Every line below containing the word "ICGEB" should be found and copied.

*MATERIAL FOR THE TASK*:

──────────────────────────────

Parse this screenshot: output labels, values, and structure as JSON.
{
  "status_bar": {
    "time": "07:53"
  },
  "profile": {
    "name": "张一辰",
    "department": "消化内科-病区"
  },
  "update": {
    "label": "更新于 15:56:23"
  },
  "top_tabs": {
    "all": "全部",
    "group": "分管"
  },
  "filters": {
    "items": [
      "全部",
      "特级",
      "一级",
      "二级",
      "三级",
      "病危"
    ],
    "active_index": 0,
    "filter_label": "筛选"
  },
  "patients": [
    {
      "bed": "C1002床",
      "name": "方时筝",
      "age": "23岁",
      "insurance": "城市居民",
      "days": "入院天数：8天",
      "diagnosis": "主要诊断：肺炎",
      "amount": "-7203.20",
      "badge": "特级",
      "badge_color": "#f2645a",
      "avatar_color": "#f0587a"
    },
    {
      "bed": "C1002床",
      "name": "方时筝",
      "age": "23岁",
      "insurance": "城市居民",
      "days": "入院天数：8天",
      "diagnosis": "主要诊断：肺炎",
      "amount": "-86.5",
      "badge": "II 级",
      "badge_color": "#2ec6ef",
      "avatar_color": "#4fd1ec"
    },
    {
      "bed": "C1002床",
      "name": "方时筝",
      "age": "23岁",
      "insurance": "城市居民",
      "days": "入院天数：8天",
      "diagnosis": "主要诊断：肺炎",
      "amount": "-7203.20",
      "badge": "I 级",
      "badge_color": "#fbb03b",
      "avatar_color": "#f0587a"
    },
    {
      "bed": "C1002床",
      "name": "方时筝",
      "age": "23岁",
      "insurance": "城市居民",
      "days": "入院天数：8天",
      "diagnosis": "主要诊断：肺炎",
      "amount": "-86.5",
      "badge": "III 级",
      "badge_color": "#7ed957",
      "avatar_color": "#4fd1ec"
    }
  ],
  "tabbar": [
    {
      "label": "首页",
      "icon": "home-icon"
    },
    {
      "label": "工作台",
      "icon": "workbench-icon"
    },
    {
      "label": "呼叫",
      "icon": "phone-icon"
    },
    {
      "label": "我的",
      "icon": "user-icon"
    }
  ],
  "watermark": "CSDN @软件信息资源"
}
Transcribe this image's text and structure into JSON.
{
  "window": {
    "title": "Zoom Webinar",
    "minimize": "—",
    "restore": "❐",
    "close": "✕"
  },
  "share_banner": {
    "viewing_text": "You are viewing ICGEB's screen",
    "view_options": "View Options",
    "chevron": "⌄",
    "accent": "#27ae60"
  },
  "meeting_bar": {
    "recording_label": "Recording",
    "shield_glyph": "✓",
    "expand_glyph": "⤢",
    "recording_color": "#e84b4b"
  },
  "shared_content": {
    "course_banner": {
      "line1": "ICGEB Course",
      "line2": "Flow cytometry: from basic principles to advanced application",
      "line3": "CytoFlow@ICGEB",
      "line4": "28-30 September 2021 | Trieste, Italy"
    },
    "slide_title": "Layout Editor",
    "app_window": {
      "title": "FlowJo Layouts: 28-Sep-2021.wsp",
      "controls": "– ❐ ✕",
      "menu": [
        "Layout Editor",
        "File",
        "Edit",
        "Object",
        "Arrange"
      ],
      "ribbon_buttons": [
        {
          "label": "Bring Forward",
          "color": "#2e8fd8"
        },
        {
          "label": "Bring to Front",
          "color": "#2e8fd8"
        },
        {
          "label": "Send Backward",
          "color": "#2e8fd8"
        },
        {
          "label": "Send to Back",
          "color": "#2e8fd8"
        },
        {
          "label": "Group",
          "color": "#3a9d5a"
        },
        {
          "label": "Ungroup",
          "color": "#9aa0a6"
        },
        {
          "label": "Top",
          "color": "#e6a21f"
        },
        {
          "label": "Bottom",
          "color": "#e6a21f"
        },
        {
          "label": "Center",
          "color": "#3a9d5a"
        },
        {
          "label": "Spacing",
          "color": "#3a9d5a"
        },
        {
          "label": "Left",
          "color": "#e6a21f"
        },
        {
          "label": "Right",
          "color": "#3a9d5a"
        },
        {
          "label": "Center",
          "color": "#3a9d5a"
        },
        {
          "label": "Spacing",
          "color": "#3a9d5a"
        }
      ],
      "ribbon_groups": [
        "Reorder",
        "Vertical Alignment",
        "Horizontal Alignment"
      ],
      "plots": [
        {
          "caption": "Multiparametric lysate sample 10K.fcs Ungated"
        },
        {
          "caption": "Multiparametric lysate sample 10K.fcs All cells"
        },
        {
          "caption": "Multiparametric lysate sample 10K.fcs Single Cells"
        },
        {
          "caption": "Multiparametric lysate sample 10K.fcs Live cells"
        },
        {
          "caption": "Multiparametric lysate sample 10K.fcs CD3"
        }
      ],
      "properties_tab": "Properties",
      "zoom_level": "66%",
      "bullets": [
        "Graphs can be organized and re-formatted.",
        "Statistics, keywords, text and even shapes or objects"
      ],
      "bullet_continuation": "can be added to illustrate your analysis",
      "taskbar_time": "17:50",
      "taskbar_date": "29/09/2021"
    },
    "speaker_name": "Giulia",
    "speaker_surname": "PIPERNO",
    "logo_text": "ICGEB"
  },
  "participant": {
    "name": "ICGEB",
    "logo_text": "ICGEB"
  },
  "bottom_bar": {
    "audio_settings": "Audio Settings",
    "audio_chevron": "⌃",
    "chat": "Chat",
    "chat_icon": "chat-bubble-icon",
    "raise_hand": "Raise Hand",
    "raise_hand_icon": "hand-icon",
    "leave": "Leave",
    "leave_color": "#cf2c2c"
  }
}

──────────────────────────────

*RESPONSE AREA*:
    "viewing_text": "You are viewing ICGEB's screen",
      "line1": "ICGEB Course",
      "line3": "CytoFlow@ICGEB",
    "logo_text": "ICGEB"
    "name": "ICGEB",
    "logo_text": "ICGEB"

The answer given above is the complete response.